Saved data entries
Start

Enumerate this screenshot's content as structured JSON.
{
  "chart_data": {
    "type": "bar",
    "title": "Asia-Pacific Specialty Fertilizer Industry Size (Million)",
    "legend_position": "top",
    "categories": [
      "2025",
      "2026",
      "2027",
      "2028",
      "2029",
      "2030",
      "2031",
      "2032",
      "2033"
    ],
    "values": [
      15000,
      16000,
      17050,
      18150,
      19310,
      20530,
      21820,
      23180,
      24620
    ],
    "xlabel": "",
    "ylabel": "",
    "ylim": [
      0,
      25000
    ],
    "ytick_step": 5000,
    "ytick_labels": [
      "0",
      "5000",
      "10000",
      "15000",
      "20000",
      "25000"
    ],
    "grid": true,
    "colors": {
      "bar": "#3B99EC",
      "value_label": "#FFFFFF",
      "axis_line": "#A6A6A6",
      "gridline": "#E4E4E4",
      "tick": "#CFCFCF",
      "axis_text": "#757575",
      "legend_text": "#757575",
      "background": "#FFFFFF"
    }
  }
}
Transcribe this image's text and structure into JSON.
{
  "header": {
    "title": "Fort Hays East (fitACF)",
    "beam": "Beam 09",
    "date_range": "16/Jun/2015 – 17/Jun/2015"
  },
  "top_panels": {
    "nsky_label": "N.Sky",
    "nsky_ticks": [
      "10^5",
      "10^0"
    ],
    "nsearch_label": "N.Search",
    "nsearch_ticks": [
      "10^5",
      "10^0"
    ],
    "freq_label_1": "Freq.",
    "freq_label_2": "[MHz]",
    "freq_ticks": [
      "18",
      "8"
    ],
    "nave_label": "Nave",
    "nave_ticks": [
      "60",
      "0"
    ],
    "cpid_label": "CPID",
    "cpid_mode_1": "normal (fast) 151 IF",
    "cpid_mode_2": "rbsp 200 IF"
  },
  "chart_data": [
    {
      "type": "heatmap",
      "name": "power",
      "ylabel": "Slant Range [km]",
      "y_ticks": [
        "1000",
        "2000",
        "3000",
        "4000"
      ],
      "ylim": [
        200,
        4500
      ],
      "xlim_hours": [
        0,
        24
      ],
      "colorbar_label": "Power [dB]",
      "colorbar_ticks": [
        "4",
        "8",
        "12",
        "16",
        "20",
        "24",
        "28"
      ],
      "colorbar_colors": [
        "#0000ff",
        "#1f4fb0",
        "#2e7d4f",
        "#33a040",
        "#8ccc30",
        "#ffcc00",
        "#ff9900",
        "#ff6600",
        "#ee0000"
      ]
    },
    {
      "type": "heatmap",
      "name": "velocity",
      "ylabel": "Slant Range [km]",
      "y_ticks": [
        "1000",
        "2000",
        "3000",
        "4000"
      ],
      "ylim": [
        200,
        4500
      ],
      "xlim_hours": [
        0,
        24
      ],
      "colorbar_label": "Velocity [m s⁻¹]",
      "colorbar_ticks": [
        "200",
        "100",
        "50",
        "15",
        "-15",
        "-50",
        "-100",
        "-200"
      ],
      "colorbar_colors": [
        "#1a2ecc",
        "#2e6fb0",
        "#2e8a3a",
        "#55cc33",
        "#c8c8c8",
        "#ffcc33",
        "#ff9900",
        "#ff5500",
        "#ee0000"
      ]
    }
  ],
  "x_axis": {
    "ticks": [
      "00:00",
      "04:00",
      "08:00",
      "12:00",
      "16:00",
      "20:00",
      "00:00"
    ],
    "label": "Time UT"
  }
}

End

* [Required work] Transcribe the data. Leave every line exactly as it is.

* [Reply to the task]
Enumerate this screenshot's content as structured JSON.
{
  "chart_data": {
    "type": "bar",
    "title": "Asia-Pacific Specialty Fertilizer Industry Size (Million)",
    "legend_position": "top",
    "categories": [
      "2025",
      "2026",
      "2027",
      "2028",
      "2029",
      "2030",
      "2031",
      "2032",
      "2033"
    ],
    "values": [
      15000,
      16000,
      17050,
      18150,
      19310,
      20530,
      21820,
      23180,
      24620
    ],
    "xlabel": "",
    "ylabel": "",
    "ylim": [
      0,
      25000
    ],
    "ytick_step": 5000,
    "ytick_labels": [
      "0",
      "5000",
      "10000",
      "15000",
      "20000",
      "25000"
    ],
    "grid": true,
    "colors": {
      "bar": "#3B99EC",
      "value_label": "#FFFFFF",
      "axis_line": "#A6A6A6",
      "gridline": "#E4E4E4",
      "tick": "#CFCFCF",
      "axis_text": "#757575",
      "legend_text": "#757575",
      "background": "#FFFFFF"
    }
  }
}
Transcribe this image's text and structure into JSON.
{
  "header": {
    "title": "Fort Hays East (fitACF)",
    "beam": "Beam 09",
    "date_range": "16/Jun/2015 – 17/Jun/2015"
  },
  "top_panels": {
    "nsky_label": "N.Sky",
    "nsky_ticks": [
      "10^5",
      "10^0"
    ],
    "nsearch_label": "N.Search",
    "nsearch_ticks": [
      "10^5",
      "10^0"
    ],
    "freq_label_1": "Freq.",
    "freq_label_2": "[MHz]",
    "freq_ticks": [
      "18",
      "8"
    ],
    "nave_label": "Nave",
    "nave_ticks": [
      "60",
      "0"
    ],
    "cpid_label": "CPID",
    "cpid_mode_1": "normal (fast) 151 IF",
    "cpid_mode_2": "rbsp 200 IF"
  },
  "chart_data": [
    {
      "type": "heatmap",
      "name": "power",
      "ylabel": "Slant Range [km]",
      "y_ticks": [
        "1000",
        "2000",
        "3000",
        "4000"
      ],
      "ylim": [
        200,
        4500
      ],
      "xlim_hours": [
        0,
        24
      ],
      "colorbar_label": "Power [dB]",
      "colorbar_ticks": [
        "4",
        "8",
        "12",
        "16",
        "20",
        "24",
        "28"
      ],
      "colorbar_colors": [
        "#0000ff",
        "#1f4fb0",
        "#2e7d4f",
        "#33a040",
        "#8ccc30",
        "#ffcc00",
        "#ff9900",
        "#ff6600",
        "#ee0000"
      ]
    },
    {
      "type": "heatmap",
      "name": "velocity",
      "ylabel": "Slant Range [km]",
      "y_ticks": [
        "1000",
        "2000",
        "3000",
        "4000"
      ],
      "ylim": [
        200,
        4500
      ],
      "xlim_hours": [
        0,
        24
      ],
      "colorbar_label": "Velocity [m s⁻¹]",
      "colorbar_ticks": [
        "200",
        "100",
        "50",
        "15",
        "-15",
        "-50",
        "-100",
        "-200"
      ],
      "colorbar_colors": [
        "#1a2ecc",
        "#2e6fb0",
        "#2e8a3a",
        "#55cc33",
        "#c8c8c8",
        "#ffcc33",
        "#ff9900",
        "#ff5500",
        "#ee0000"
      ]
    }
  ],
  "x_axis": {
    "ticks": [
      "00:00",
      "04:00",
      "08:00",
      "12:00",
      "16:00",
      "20:00",
      "00:00"
    ],
    "label": "Time UT"
  }
}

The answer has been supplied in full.